# What you are asked to do
Carry on the lab text about Kobe Bryant's shooting streaks and the hot hand, picking up right after its final sentence.

# Excerpted passage
Create a new variable in the cdc tibble called wtlossdesire which represents the amount of weight that each survey respondent wants to lose. If a person’s wtlossdesire is 0, what does this mean about the person’s weight and desired weight? What if wtlossdesire is positive? Negative?

Describe the distribution of wtlossdesire in terms of its center, shape, and spread, including any plots you use. What does this tell us about how people feel about their current weight?

Using numerical summaries and a side-by-side box plot, determine if men tend to view their weight differently than women.

Now it’s time to get creative. Find the mean and standard deviation of weight, and then determine what proportion of the weights are within one standard deviation of the mean.

Probability

Hot Hands

Basketball players who make several baskets in succession are described as having a hot hand. Fans and players have long believed in the hot hand phenomenon, which refutes the assumption that each shot is independent of the next. However, a 1985 paper by Gilovich, Vallone, and Tversky collected evidence that contradicted this belief and showed that successive shots are independent events (cf. doi:10.1016/0010-0285(85)90010-6). This paper started a great controversy that continues to this day, as you can see by googling hot hand basketball.

We do not expect to resolve this controversy today. However, in this lab we’ll apply one approach to answering questions like this. The goals for this lab are to (1) think about the effects of independent and dependent events, (2) learn how to simulate shooting streaks in R, and (3) to compare a simulation to actual data in order to determine if the hot hand phenomenon appears to be real.

Saving Your Code

Click on File -> New -> R Script. This will open a blank document above the console. As you go along you can copy and paste your code here and save it. This is a good way to keep track of your code and be able to reuse it later. To run your code from this document you can copy and paste it into the console. Alternatively, you can highlight the code and either hit Cmd+Enter (Mac) or Ctrl+Enter (Windows/Linux).

You’ll also want to save this script (code document). To do so click on the disk icon. The first time you hit save, RStudio will ask for a file name; you can name it anything you like. Once you hit save you’ll see the file appear under the Files tab in the lower right panel. You can reopen this file anytime by simply clicking on it.

Getting Started

Our investigation will focus on the performance of one player: Kobe Bryant of the Los Angeles Lakers. His performance against the Orlando Magic in the 2009 NBA finals earned him the title Most Valuable Player and many spectators commented on how he appeared to show a hot hand. Let’s load some data from those games and look at the first several rows.

kobe <- read_csv("https://sagrawalx.github.io/teaching/data/kobe.csv")
kobe

In this data frame, every row records a shot taken by Kobe Bryant. If he hit the shot (made a basket), a hit H is recorded in the column named basket; otherwise a miss M is recorded.

Just looking at the string of hits and misses, it can be difficult to gauge whether or not it seems like Kobe was shooting with a hot hand. One way we can approach this is by considering the belief that hot hand shooters tend to go on shooting streaks. For this lab, we define the length of a shooting streak to be the number of consecutive baskets made until a miss occurs.

For example, in Game 1 Kobe had the following sequence of hits and misses from his nine shot attempts in the first quarter:

H M | M | H H M | M | M | M

To verify this use the following command:

kobe$basket[1:9]

Within the nine shot attempts, there are six streaks, which are separated by a “|” above. Their lengths are one, zero, two, zero, zero, zero (in order of occurrence).

# Stored data entries
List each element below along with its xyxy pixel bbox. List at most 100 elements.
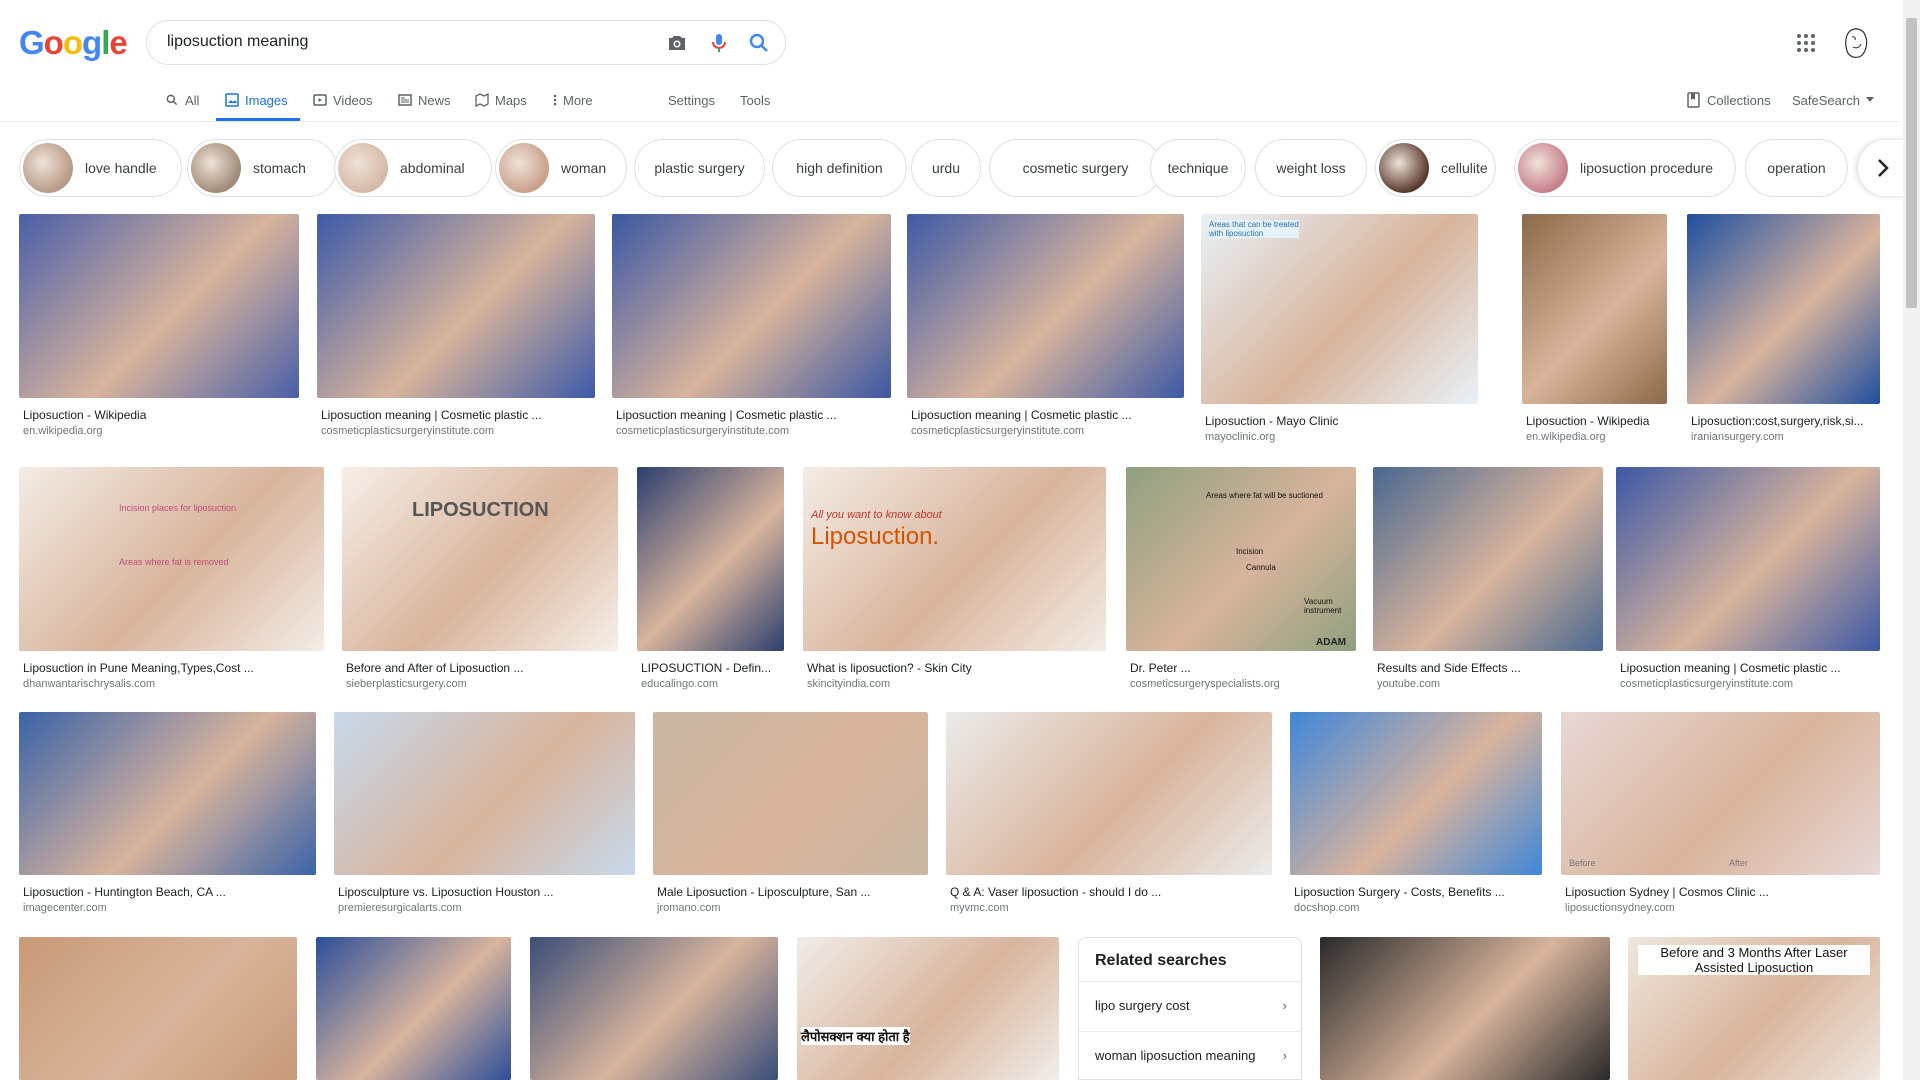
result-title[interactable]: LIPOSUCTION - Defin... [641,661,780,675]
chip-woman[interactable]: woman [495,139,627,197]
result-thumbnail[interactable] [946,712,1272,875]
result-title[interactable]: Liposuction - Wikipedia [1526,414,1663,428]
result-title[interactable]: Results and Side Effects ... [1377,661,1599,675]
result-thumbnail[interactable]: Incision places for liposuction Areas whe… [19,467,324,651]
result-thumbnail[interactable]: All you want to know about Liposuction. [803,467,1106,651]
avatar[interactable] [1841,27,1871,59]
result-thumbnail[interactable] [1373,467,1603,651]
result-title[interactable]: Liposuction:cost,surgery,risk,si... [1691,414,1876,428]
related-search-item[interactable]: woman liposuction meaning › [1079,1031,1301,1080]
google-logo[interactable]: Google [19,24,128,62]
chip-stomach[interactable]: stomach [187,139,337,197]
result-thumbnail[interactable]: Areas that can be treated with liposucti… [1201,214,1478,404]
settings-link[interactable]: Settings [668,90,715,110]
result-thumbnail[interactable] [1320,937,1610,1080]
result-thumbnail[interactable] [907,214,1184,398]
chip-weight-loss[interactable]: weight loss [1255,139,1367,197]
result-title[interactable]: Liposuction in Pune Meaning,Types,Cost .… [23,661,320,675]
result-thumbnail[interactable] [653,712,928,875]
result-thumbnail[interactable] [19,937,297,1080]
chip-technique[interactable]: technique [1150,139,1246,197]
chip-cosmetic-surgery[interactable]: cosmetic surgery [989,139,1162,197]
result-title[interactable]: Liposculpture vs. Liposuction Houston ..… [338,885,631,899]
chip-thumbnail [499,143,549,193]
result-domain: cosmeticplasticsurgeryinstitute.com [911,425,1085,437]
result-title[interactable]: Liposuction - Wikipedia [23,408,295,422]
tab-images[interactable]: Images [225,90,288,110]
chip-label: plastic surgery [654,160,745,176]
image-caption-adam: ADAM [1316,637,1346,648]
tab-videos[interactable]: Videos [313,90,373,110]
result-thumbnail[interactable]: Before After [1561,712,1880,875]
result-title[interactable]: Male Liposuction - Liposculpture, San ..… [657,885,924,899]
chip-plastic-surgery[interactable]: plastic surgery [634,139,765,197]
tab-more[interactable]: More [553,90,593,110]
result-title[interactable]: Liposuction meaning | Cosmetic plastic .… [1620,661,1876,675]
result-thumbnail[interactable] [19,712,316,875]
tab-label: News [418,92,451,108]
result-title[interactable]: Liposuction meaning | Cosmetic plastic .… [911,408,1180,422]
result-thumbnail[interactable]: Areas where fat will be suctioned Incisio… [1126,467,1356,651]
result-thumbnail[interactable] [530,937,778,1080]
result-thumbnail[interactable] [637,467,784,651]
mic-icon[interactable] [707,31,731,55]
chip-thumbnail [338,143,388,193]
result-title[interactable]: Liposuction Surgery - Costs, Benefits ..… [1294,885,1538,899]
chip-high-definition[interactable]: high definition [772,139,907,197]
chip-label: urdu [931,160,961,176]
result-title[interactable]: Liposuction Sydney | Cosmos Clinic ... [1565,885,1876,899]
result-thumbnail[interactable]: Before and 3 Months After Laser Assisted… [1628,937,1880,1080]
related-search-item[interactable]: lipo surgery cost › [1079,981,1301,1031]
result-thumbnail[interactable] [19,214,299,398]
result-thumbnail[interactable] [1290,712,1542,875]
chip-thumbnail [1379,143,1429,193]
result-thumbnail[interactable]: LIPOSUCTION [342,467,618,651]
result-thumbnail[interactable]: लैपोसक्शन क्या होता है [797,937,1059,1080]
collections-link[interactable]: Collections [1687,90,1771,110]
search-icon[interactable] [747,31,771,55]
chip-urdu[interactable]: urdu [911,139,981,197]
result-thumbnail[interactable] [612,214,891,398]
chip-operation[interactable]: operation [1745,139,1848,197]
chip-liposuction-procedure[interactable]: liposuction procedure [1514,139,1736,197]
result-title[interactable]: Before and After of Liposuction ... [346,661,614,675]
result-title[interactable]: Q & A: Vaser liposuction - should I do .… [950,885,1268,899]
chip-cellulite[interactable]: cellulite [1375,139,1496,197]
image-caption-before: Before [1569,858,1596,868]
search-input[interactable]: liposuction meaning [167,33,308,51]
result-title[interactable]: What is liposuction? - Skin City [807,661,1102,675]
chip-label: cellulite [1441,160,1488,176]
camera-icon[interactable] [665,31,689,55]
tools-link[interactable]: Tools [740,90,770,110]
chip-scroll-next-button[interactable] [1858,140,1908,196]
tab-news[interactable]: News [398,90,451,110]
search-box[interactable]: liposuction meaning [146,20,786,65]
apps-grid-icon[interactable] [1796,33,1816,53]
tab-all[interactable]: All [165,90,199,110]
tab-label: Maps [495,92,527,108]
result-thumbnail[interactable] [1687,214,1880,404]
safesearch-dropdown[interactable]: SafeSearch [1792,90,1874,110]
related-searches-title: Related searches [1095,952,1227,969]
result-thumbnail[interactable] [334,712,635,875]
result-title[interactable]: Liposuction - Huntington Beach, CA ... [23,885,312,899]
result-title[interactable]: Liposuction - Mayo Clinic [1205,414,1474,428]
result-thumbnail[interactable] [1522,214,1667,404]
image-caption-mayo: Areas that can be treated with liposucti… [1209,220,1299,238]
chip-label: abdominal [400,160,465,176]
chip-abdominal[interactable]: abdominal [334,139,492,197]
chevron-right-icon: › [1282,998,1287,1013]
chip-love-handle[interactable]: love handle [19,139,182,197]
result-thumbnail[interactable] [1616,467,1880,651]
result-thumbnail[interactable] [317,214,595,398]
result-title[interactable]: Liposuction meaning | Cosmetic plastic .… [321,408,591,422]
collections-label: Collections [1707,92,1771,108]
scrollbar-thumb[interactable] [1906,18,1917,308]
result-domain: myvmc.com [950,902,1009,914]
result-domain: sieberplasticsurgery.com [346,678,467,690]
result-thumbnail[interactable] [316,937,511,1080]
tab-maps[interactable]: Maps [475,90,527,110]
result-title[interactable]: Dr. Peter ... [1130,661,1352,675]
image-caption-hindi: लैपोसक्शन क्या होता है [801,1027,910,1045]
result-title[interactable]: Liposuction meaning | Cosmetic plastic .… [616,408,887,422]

# Response
What does a streak length of 1 mean, ie, how many hits and misses are in a streak of 1? What about a streak length of 0?

Let’s now define a function, streak_lengths, which will go take as input a sequence of Hs and Ms (like kobe$basket). It’ll then output a list of all of the streak lengths. Copy the following into the console. You don’t need to understand how this works, but if you’re interested in programming, you’ll probably enjoy trying to puzzle out what’s going on here.

streak_lengths = function(seq) {
  seq <- c("M", seq, "M")
  booleanized <- (seq == "M")
  misses <- which(booleanized)
  diff(misses) - 1
}

Now that this function is defined, we can use it any time we want. Let’s use it to calculate all of Kobe’s streak lengths and make a bar plot.

kobe_streaks <- streak_lengths(kobe$basket)
ggplot(tibble(kobe_streaks), aes(kobe_streaks)) + geom_bar()

Note we choose to make a bar plot (rather than a histogram) here because our variable is discrete (rather than continuous).

Describe the distribution of Kobe’s streak lengths from the 2009 NBA finals. What was his typical streak length? How long was his longest streak of baskets?

Compared to what?

We’ve shown that Kobe had some long shooting streaks, but are they long enough to support the belief that he had hot hands? What can we compare them to?

To answer these questions, let’s return to the idea of independence. Two processes are independent if the outcome of one process doesn’t effect the outcome of the second. If each shot that a player takes is an independent process, having made or missed your first shot will not affect the probability that you will make or miss your second shot.

A shooter with a hot hand will have shots that are not independent of one another. Specifically, if the shooter makes his first shot, the hot hand model says he will have a higher probability of making his second shot.

Let’s suppose for a moment that the hot hand model is valid for Kobe. During his career, the percentage of time Kobe makes a basket (i.e. his shooting percentage) is about 45%, or in probability notation,

\[ P(\text{shot 1} = \text{H})=0.45 \]

If he makes the first shot and has a hot hand (not independent shots), then the probability that he makes his second shot would go up to, let’s say, 60%,

\[ P(\text{shot 2} = \text{H} \mid \text{shot 1} = \text{H})=0.60 \]

As a result of these increased probabilites, you’d expect Kobe to have longer streaks. Compare this to the skeptical perspective where Kobe does not have a hot hand, where each shot is independent of the next. If he hit his first shot, the probability that he makes the second is still 0.45.

\[ P(\text{shot 2} = \text{H} \mid \text{shot 1} = \text{H})=0.45 \]

In other words, making the first shot did nothing to effect the probability that he’d make his second shot. If Kobe’s shots are independent, then he’d have the same probability of hitting every shot regardless of his past shots: 45%.

Now that we’ve phrased the situation in terms of independent shots, let’s return to the question: how do we tell if Kobe’s shooting streaks are long enough to indicate that he has hot hands? We can compare his streak lengths to someone without hot hands: an independent shooter.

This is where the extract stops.